--- STATED GOAL ---
From the entries below, list each line with "alasan".

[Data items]

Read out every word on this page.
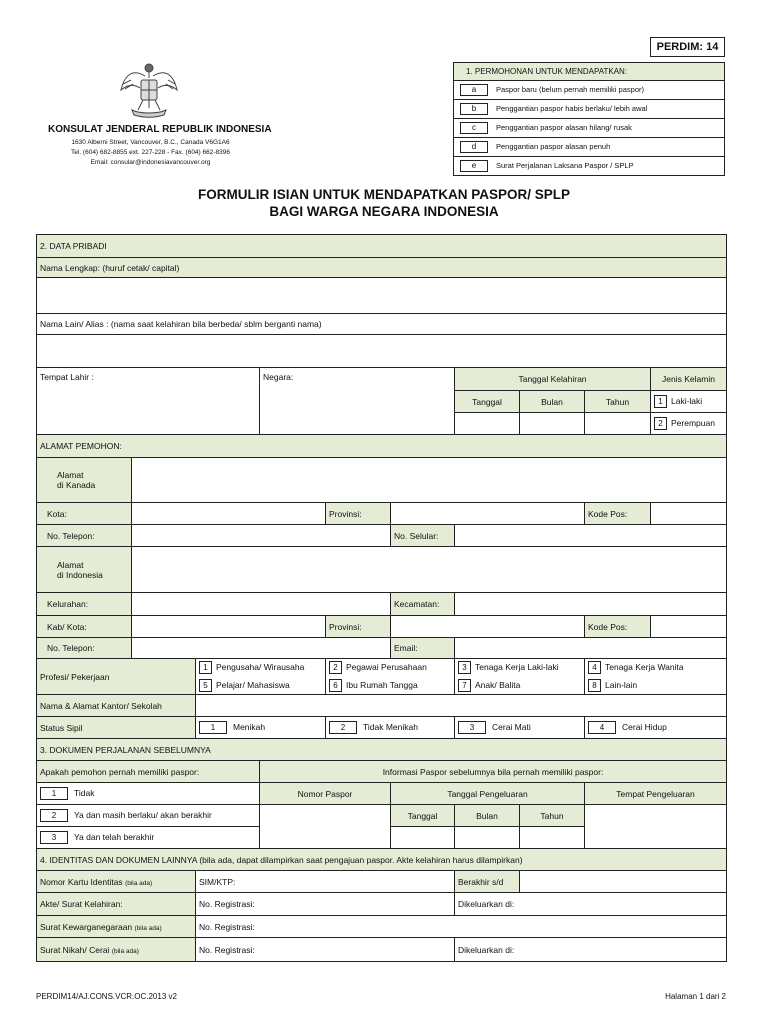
PERDIM: 14
KONSULAT JENDERAL REPUBLIK INDONESIA
1630 Alberni Street, Vancouver, B.C., Canada V6G1A6
Tel. (604) 682-8855 ext. 227-228 - Fax. (604) 662-8396
Email: consular@indonesiavancouver.org
1. PERMOHONAN UNTUK MENDAPATKAN:
a	Paspor baru (belum pernah memiliki paspor)
b	Penggantian paspor habis berlaku/ lebih awal
c	Penggantian paspor alasan hilang/ rusak
d	Penggantian paspor alasan penuh
e	Surat Perjalanan Laksana Paspor / SPLP
FORMULIR ISIAN UNTUK MENDAPATKAN PASPOR/ SPLP
BAGI WARGA NEGARA INDONESIA
2. DATA PRIBADI									
Nama Lengkap: (huruf cetak/ capital)									

Nama Lain/ Alias : (nama saat kelahiran bila berbeda/ sblm berganti nama)									

Tempat Lahir :			Negara:			Tanggal Kelahiran			Jenis Kelamin
						Tanggal	Bulan	Tahun	1 Laki-laki
									2 Perempuan
ALAMAT PEMOHON:									
Alamat
di Kanada									
Kota:				Provinsi:				Kode Pos:	
No. Telepon:					No. Selular:				
Alamat
di Indonesia									
Kelurahan:					Kecamatan:				
Kab/ Kota:				Provinsi:				Kode Pos:	
No. Telepon:					Email:				
Profesi/ Pekerjaan		1 Pengusaha/ Wirausaha		2 Pegawai Perusahaan		3 Tenaga Kerja Laki-laki		4 Tenaga Kerja Wanita	
		5 Pelajar/ Mahasiswa		6 Ibu Rumah Tangga		7 Anak/ Balita		8 Lain-lain	
Nama & Alamat Kantor/ Sekolah									
Status Sipil		1 Menikah		2 Tidak Menikah		3 Cerai Mati		4 Cerai Hidup	
3. DOKUMEN PERJALANAN SEBELUMNYA									
Apakah pemohon pernah memiliki paspor:			Informasi Paspor sebelumnya bila pernah memiliki paspor:						
1 Tidak			Nomor Paspor		Tanggal Pengeluaran			Tempat Pengeluaran	
2 Ya dan masih berlaku/ akan berakhir					Tanggal	Bulan	Tahun		
3 Ya dan telah berakhir									
4. IDENTITAS DAN DOKUMEN LAINNYA (bila ada, dapat dilampirkan saat pengajuan paspor. Akte kelahiran harus dilampirkan)									
Nomor Kartu Identitas (bila ada)		SIM/KTP:				Berakhir s/d			
Akte/ Surat Kelahiran:		No. Registrasi:				Dikeluarkan di:			
Surat Kewarganegaraan (bila ada)		No. Registrasi:							
Surat Nikah/ Cerai (bila ada)		No. Registrasi:				Dikeluarkan di:			
PERDIM14/AJ.CONS.VCR.OC.2013 v2	Halaman 1 dari 2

--- OUTPUT FOR THIS TASK ---
c	Penggantian paspor alasan hilang/ rusak
d	Penggantian paspor alasan penuh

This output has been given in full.